- **Task description**: Transcribe the entries below exactly.

- **Information given**:
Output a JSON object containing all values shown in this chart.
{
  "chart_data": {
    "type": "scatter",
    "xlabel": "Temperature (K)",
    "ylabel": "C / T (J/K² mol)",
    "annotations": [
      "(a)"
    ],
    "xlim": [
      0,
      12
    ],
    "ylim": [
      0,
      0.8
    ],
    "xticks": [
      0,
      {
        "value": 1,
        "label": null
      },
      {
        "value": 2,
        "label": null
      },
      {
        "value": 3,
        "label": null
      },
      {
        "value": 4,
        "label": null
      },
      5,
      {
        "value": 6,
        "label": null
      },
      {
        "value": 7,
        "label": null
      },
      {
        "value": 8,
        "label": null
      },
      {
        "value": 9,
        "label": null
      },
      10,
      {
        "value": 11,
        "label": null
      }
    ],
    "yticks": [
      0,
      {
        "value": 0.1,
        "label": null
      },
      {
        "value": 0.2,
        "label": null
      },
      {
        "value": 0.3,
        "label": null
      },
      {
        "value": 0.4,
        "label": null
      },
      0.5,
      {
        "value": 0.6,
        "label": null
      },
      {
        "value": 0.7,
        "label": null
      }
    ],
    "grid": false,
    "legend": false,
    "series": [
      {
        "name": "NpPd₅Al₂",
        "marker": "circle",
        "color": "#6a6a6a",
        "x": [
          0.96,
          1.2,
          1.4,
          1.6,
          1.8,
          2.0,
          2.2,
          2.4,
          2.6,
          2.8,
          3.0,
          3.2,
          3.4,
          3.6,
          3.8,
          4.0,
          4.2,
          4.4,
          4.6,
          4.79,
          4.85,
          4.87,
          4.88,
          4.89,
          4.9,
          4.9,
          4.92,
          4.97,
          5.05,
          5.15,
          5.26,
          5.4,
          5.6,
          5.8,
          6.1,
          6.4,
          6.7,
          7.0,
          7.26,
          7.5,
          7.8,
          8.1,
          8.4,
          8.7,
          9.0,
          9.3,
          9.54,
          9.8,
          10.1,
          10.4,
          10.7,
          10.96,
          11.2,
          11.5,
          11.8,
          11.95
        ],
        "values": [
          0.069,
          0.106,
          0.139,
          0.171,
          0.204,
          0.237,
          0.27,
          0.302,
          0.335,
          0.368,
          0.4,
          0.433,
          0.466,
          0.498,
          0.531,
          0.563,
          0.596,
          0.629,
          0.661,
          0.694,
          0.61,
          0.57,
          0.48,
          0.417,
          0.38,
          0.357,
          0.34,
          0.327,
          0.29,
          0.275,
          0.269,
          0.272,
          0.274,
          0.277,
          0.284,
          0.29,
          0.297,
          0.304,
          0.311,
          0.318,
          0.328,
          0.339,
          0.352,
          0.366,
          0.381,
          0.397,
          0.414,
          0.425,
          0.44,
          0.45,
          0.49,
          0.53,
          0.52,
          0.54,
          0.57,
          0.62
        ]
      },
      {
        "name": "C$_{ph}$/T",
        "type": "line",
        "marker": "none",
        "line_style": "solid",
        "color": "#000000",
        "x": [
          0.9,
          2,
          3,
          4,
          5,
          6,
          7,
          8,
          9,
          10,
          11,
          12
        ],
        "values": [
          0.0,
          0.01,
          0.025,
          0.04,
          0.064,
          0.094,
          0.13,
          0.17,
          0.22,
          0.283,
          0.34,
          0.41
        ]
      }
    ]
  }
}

- **Complete output**:
Output a JSON object containing all values shown in this chart.
{
  "chart_data": {
    "type": "scatter",
    "xlabel": "Temperature (K)",
    "ylabel": "C / T (J/K² mol)",
    "annotations": [
      "(a)"
    ],
    "xlim": [
      0,
      12
    ],
    "ylim": [
      0,
      0.8
    ],
    "xticks": [
      0,
      {
        "value": 1,
        "label": null
      },
      {
        "value": 2,
        "label": null
      },
      {
        "value": 3,
        "label": null
      },
      {
        "value": 4,
        "label": null
      },
      5,
      {
        "value": 6,
        "label": null
      },
      {
        "value": 7,
        "label": null
      },
      {
        "value": 8,
        "label": null
      },
      {
        "value": 9,
        "label": null
      },
      10,
      {
        "value": 11,
        "label": null
      }
    ],
    "yticks": [
      0,
      {
        "value": 0.1,
        "label": null
      },
      {
        "value": 0.2,
        "label": null
      },
      {
        "value": 0.3,
        "label": null
      },
      {
        "value": 0.4,
        "label": null
      },
      0.5,
      {
        "value": 0.6,
        "label": null
      },
      {
        "value": 0.7,
        "label": null
      }
    ],
    "grid": false,
    "legend": false,
    "series": [
      {
        "name": "NpPd₅Al₂",
        "marker": "circle",
        "color": "#6a6a6a",
        "x": [
          0.96,
          1.2,
          1.4,
          1.6,
          1.8,
          2.0,
          2.2,
          2.4,
          2.6,
          2.8,
          3.0,
          3.2,
          3.4,
          3.6,
          3.8,
          4.0,
          4.2,
          4.4,
          4.6,
          4.79,
          4.85,
          4.87,
          4.88,
          4.89,
          4.9,
          4.9,
          4.92,
          4.97,
          5.05,
          5.15,
          5.26,
          5.4,
          5.6,
          5.8,
          6.1,
          6.4,
          6.7,
          7.0,
          7.26,
          7.5,
          7.8,
          8.1,
          8.4,
          8.7,
          9.0,
          9.3,
          9.54,
          9.8,
          10.1,
          10.4,
          10.7,
          10.96,
          11.2,
          11.5,
          11.8,
          11.95
        ],
        "values": [
          0.069,
          0.106,
          0.139,
          0.171,
          0.204,
          0.237,
          0.27,
          0.302,
          0.335,
          0.368,
          0.4,
          0.433,
          0.466,
          0.498,
          0.531,
          0.563,
          0.596,
          0.629,
          0.661,
          0.694,
          0.61,
          0.57,
          0.48,
          0.417,
          0.38,
          0.357,
          0.34,
          0.327,
          0.29,
          0.275,
          0.269,
          0.272,
          0.274,
          0.277,
          0.284,
          0.29,
          0.297,
          0.304,
          0.311,
          0.318,
          0.328,
          0.339,
          0.352,
          0.366,
          0.381,
          0.397,
          0.414,
          0.425,
          0.44,
          0.45,
          0.49,
          0.53,
          0.52,
          0.54,
          0.57,
          0.62
        ]
      },
      {
        "name": "C$_{ph}$/T",
        "type": "line",
        "marker": "none",
        "line_style": "solid",
        "color": "#000000",
        "x": [
          0.9,
          2,
          3,
          4,
          5,
          6,
          7,
          8,
          9,
          10,
          11,
          12
        ],
        "values": [
          0.0,
          0.01,
          0.025,
          0.04,
          0.064,
          0.094,
          0.13,
          0.17,
          0.22,
          0.283,
          0.34,
          0.41
        ]
      }
    ]
  }
}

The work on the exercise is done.